Gather the lines from the material that contain "Company".

##### Material for this task #####

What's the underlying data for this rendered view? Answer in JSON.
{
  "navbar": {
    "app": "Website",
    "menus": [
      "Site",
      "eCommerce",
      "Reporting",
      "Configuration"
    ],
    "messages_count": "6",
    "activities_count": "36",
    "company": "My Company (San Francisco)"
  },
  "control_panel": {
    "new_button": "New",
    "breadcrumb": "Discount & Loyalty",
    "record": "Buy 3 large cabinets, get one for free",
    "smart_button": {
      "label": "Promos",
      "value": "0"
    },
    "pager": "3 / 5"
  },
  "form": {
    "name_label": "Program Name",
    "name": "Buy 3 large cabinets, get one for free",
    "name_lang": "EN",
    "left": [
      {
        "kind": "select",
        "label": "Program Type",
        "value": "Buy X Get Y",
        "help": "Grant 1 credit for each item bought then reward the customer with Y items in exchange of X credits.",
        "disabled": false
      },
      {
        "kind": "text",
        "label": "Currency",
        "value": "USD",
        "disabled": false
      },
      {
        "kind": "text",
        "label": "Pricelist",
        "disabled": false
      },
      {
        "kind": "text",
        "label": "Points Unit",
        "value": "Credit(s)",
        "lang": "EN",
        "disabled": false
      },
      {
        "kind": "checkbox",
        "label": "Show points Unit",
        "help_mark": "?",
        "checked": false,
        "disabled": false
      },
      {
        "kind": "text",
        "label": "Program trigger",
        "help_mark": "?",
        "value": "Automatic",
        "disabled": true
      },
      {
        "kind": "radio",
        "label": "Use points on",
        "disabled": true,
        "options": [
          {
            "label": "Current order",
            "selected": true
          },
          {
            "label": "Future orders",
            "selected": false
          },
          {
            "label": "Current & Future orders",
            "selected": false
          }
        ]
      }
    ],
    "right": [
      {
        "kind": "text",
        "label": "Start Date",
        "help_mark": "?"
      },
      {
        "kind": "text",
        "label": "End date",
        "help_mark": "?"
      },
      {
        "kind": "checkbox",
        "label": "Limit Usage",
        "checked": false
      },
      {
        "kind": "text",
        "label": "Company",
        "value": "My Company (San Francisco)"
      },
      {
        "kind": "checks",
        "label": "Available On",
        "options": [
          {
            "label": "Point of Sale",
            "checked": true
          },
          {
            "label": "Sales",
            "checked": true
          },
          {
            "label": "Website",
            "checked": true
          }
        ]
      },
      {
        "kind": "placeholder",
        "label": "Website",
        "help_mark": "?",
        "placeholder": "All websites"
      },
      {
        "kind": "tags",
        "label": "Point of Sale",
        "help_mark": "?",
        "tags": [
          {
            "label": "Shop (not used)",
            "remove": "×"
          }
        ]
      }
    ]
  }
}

#####

▸ Complete response:
    "company": "My Company (San Francisco)"
        "label": "Company",
        "value": "My Company (San Francisco)"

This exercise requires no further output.